Copy out, from the entries below, each line holding the string "JSON".

Extracts from a graphics dataset
########
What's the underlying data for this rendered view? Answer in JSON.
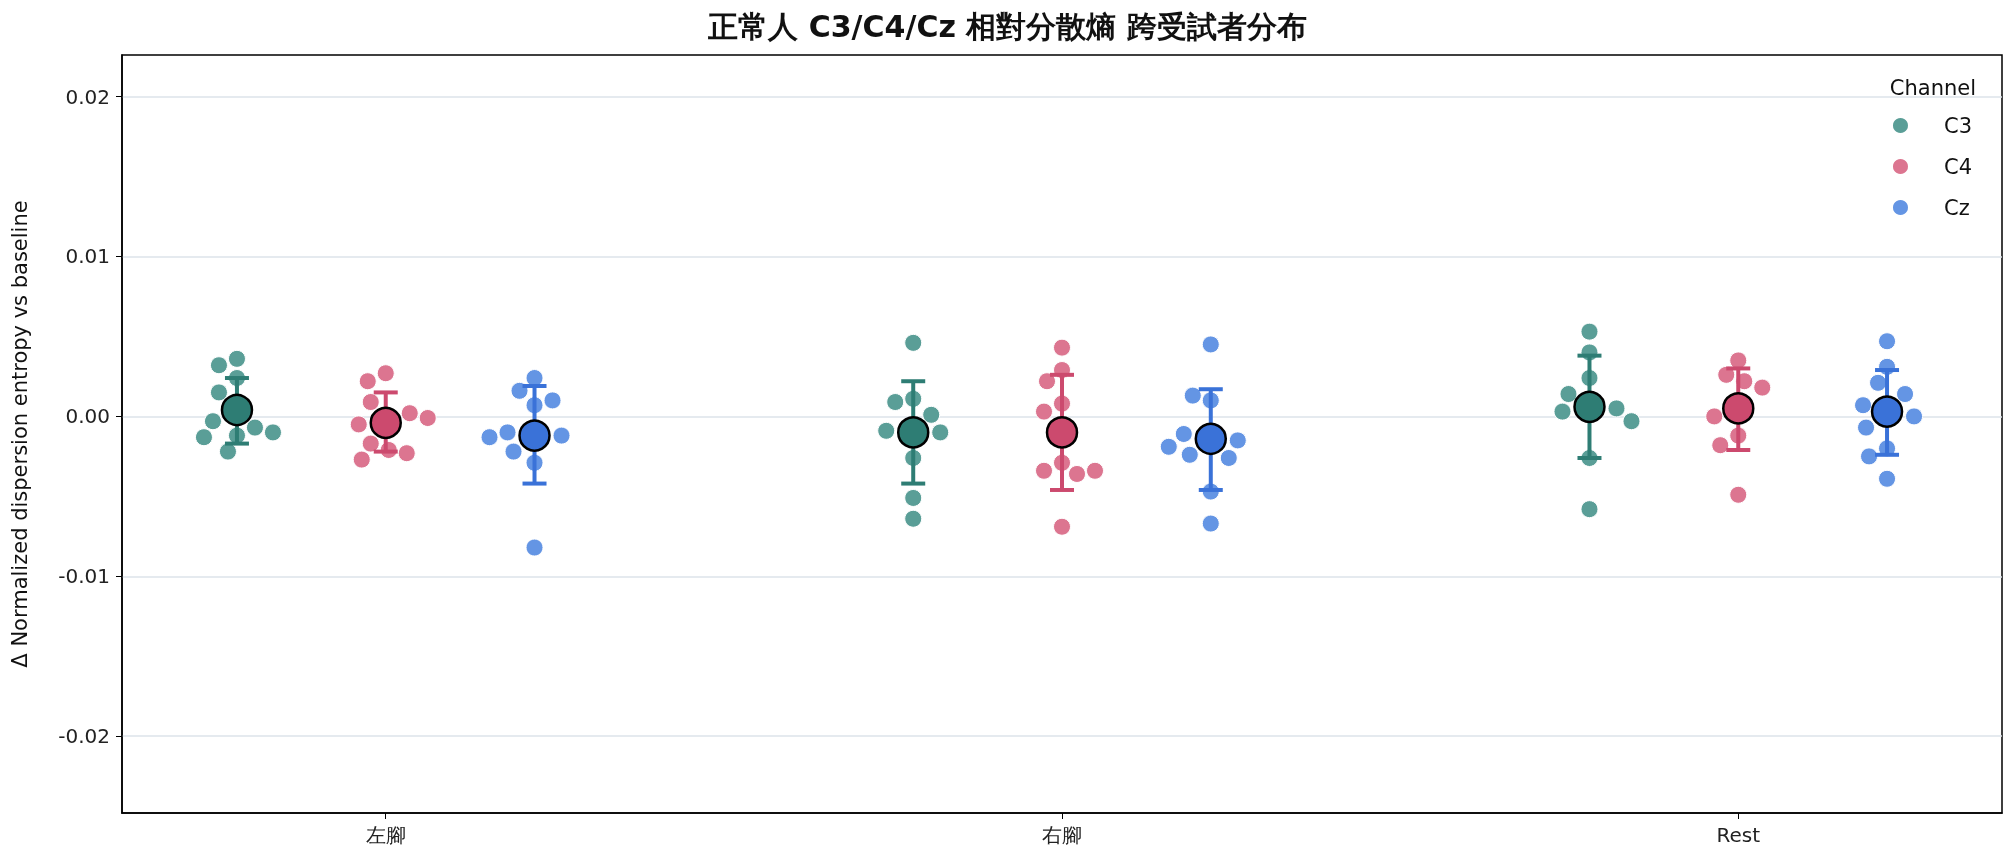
{
  "chart_data": {
    "type": "scatter",
    "title": "正常人 C3/C4/Cz 相對分散熵 跨受試者分布",
    "ylabel": "Δ Normalized dispersion entropy vs baseline",
    "legend_title": "Channel",
    "legend": "top right",
    "grid": "y",
    "marker": "circle",
    "categories": [
      "左腳",
      "右腳",
      "Rest"
    ],
    "ylim": [
      -0.0248,
      0.0226
    ],
    "yticks": [
      -0.02,
      -0.01,
      {
        "value": 0,
        "label": "0.00"
      },
      0.01,
      0.02
    ],
    "series": [
      {
        "name": "C3",
        "color": "#5a9e97",
        "x": [
          "左腳",
          "左腳",
          "左腳",
          "左腳",
          "左腳",
          "左腳",
          "左腳",
          "左腳",
          "左腳",
          "左腳",
          "右腳",
          "右腳",
          "右腳",
          "右腳",
          "右腳",
          "右腳",
          "右腳",
          "右腳",
          "右腳",
          "Rest",
          "Rest",
          "Rest",
          "Rest",
          "Rest",
          "Rest",
          "Rest",
          "Rest",
          "Rest"
        ],
        "values": [
          0.0036,
          0.0032,
          0.0024,
          0.0015,
          -0.0003,
          -0.0007,
          -0.0012,
          -0.001,
          -0.0013,
          -0.0022,
          0.0046,
          0.0011,
          0.0009,
          0.0001,
          -0.0009,
          -0.001,
          -0.0026,
          -0.0051,
          -0.0064,
          0.0053,
          0.004,
          0.0024,
          0.0014,
          0.0005,
          0.0003,
          -0.0003,
          -0.0026,
          -0.0058
        ]
      },
      {
        "name": "C4",
        "color": "#dc7590",
        "x": [
          "左腳",
          "左腳",
          "左腳",
          "左腳",
          "左腳",
          "左腳",
          "左腳",
          "左腳",
          "左腳",
          "左腳",
          "右腳",
          "右腳",
          "右腳",
          "右腳",
          "右腳",
          "右腳",
          "右腳",
          "右腳",
          "右腳",
          "右腳",
          "Rest",
          "Rest",
          "Rest",
          "Rest",
          "Rest",
          "Rest",
          "Rest",
          "Rest"
        ],
        "values": [
          0.0027,
          0.0022,
          0.0009,
          0.0002,
          -0.0005,
          -0.0001,
          -0.0017,
          -0.0021,
          -0.0023,
          -0.0027,
          0.0043,
          0.0029,
          0.0022,
          0.0008,
          0.0003,
          -0.0029,
          -0.0034,
          -0.0036,
          -0.0034,
          -0.0069,
          0.0035,
          0.0026,
          0.0022,
          0.0018,
          0.0,
          -0.0012,
          -0.0018,
          -0.0049
        ]
      },
      {
        "name": "Cz",
        "color": "#6495e4",
        "x": [
          "左腳",
          "左腳",
          "左腳",
          "左腳",
          "左腳",
          "左腳",
          "左腳",
          "左腳",
          "左腳",
          "左腳",
          "右腳",
          "右腳",
          "右腳",
          "右腳",
          "右腳",
          "右腳",
          "右腳",
          "右腳",
          "右腳",
          "右腳",
          "Rest",
          "Rest",
          "Rest",
          "Rest",
          "Rest",
          "Rest",
          "Rest",
          "Rest",
          "Rest",
          "Rest"
        ],
        "values": [
          0.0024,
          0.0016,
          0.0007,
          0.001,
          -0.001,
          -0.0012,
          -0.0013,
          -0.0022,
          -0.0029,
          -0.0082,
          0.0045,
          0.001,
          0.0013,
          -0.0011,
          -0.0015,
          -0.0019,
          -0.0024,
          -0.0026,
          -0.0047,
          -0.0067,
          0.0047,
          0.0031,
          0.0021,
          0.0014,
          0.0007,
          0.0,
          -0.0007,
          -0.002,
          -0.0025,
          -0.0039
        ]
      },
      {
        "color": "#2e7d74",
        "x": [
          "左腳",
          "右腳",
          "Rest"
        ],
        "values": [
          0.0004,
          -0.001,
          0.0006
        ],
        "errors": [
          [
            -0.0017,
            0.0024
          ],
          [
            -0.0042,
            0.0022
          ],
          [
            -0.0026,
            0.0038
          ]
        ]
      },
      {
        "color": "#cc4a6e",
        "x": [
          "左腳",
          "右腳",
          "Rest"
        ],
        "values": [
          -0.0004,
          -0.001,
          0.0005
        ],
        "errors": [
          [
            -0.0022,
            0.0015
          ],
          [
            -0.0046,
            0.0026
          ],
          [
            -0.0021,
            0.003
          ]
        ]
      },
      {
        "color": "#3a72d8",
        "x": [
          "左腳",
          "右腳",
          "Rest"
        ],
        "values": [
          -0.0012,
          -0.0014,
          0.0003
        ],
        "errors": [
          [
            -0.0042,
            0.0019
          ],
          [
            -0.0046,
            0.0017
          ],
          [
            -0.0024,
            0.0029
          ]
        ]
      }
    ]
  }
}
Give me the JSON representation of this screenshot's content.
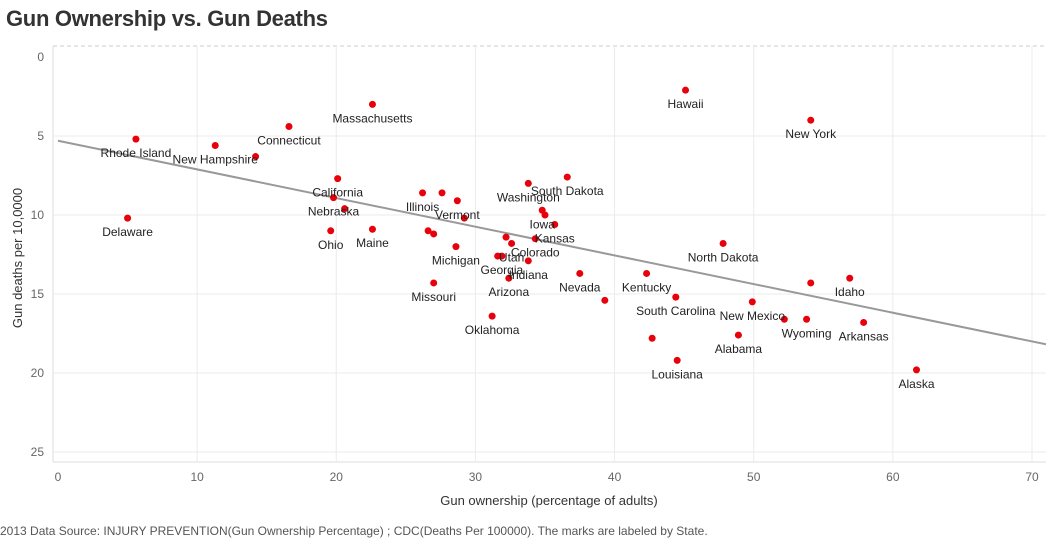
{
  "title": "Gun Ownership vs. Gun Deaths",
  "footnote": "2013 Data Source: INJURY PREVENTION(Gun Ownership Percentage) ; CDC(Deaths Per 100000).  The marks are labeled by State.",
  "colors": {
    "point": "#e8000b",
    "trend": "#999999",
    "grid": "#ebebeb",
    "axis_line": "#cccccc"
  },
  "chart_data": {
    "type": "scatter",
    "title": "Gun Ownership vs. Gun Deaths",
    "xlabel": "Gun ownership (percentage of adults)",
    "ylabel": "Gun deaths per 10,0000",
    "xlim": [
      0,
      70
    ],
    "ylim": [
      0,
      25
    ],
    "y_reversed": true,
    "x_ticks": [
      0,
      10,
      20,
      30,
      40,
      50,
      60,
      70
    ],
    "y_ticks": [
      0,
      5,
      10,
      15,
      20,
      25
    ],
    "grid": true,
    "trend_line": {
      "x": [
        0,
        70
      ],
      "y": [
        5.3,
        18.0
      ]
    },
    "points": [
      {
        "x": 5.6,
        "y": 5.2,
        "label": "Rhode Island"
      },
      {
        "x": 5.0,
        "y": 10.2,
        "label": "Delaware"
      },
      {
        "x": 11.3,
        "y": 5.6,
        "label": "New Hampshire"
      },
      {
        "x": 14.2,
        "y": 6.3,
        "label": ""
      },
      {
        "x": 16.6,
        "y": 4.4,
        "label": "Connecticut"
      },
      {
        "x": 22.6,
        "y": 3.0,
        "label": "Massachusetts"
      },
      {
        "x": 20.1,
        "y": 7.7,
        "label": "California"
      },
      {
        "x": 19.8,
        "y": 8.9,
        "label": "Nebraska"
      },
      {
        "x": 20.6,
        "y": 9.6,
        "label": ""
      },
      {
        "x": 19.6,
        "y": 11.0,
        "label": "Ohio"
      },
      {
        "x": 22.6,
        "y": 10.9,
        "label": "Maine"
      },
      {
        "x": 26.2,
        "y": 8.6,
        "label": "Illinois"
      },
      {
        "x": 27.6,
        "y": 8.6,
        "label": ""
      },
      {
        "x": 28.7,
        "y": 9.1,
        "label": "Vermont"
      },
      {
        "x": 26.6,
        "y": 11.0,
        "label": ""
      },
      {
        "x": 27.0,
        "y": 11.2,
        "label": ""
      },
      {
        "x": 28.6,
        "y": 12.0,
        "label": "Michigan"
      },
      {
        "x": 29.2,
        "y": 10.2,
        "label": ""
      },
      {
        "x": 33.8,
        "y": 8.0,
        "label": "Washington"
      },
      {
        "x": 34.8,
        "y": 9.7,
        "label": "Iowa"
      },
      {
        "x": 35.0,
        "y": 10.0,
        "label": ""
      },
      {
        "x": 36.6,
        "y": 7.6,
        "label": "South Dakota"
      },
      {
        "x": 35.7,
        "y": 10.6,
        "label": "Kansas"
      },
      {
        "x": 32.2,
        "y": 11.4,
        "label": ""
      },
      {
        "x": 32.6,
        "y": 11.8,
        "label": "Utah"
      },
      {
        "x": 34.3,
        "y": 11.5,
        "label": "Colorado"
      },
      {
        "x": 31.6,
        "y": 12.6,
        "label": ""
      },
      {
        "x": 31.9,
        "y": 12.6,
        "label": "Georgia"
      },
      {
        "x": 33.8,
        "y": 12.9,
        "label": "Indiana"
      },
      {
        "x": 27.0,
        "y": 14.3,
        "label": "Missouri"
      },
      {
        "x": 32.4,
        "y": 14.0,
        "label": "Arizona"
      },
      {
        "x": 37.5,
        "y": 13.7,
        "label": "Nevada"
      },
      {
        "x": 31.2,
        "y": 16.4,
        "label": "Oklahoma"
      },
      {
        "x": 39.3,
        "y": 15.4,
        "label": ""
      },
      {
        "x": 42.3,
        "y": 13.7,
        "label": "Kentucky"
      },
      {
        "x": 44.4,
        "y": 15.2,
        "label": "South Carolina"
      },
      {
        "x": 47.8,
        "y": 11.8,
        "label": "North Dakota"
      },
      {
        "x": 42.7,
        "y": 17.8,
        "label": ""
      },
      {
        "x": 44.5,
        "y": 19.2,
        "label": "Louisiana"
      },
      {
        "x": 48.9,
        "y": 17.6,
        "label": "Alabama"
      },
      {
        "x": 49.9,
        "y": 15.5,
        "label": "New Mexico"
      },
      {
        "x": 52.2,
        "y": 16.6,
        "label": ""
      },
      {
        "x": 53.8,
        "y": 16.6,
        "label": "Wyoming"
      },
      {
        "x": 54.1,
        "y": 14.3,
        "label": ""
      },
      {
        "x": 56.9,
        "y": 14.0,
        "label": "Idaho"
      },
      {
        "x": 57.9,
        "y": 16.8,
        "label": "Arkansas"
      },
      {
        "x": 61.7,
        "y": 19.8,
        "label": "Alaska"
      },
      {
        "x": 45.1,
        "y": 2.1,
        "label": "Hawaii"
      },
      {
        "x": 54.1,
        "y": 4.0,
        "label": "New York"
      }
    ]
  }
}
########
*The reply*:
What's the underlying data for this rendered view? Answer in JSON.
Give me the JSON representation of this screenshot's content.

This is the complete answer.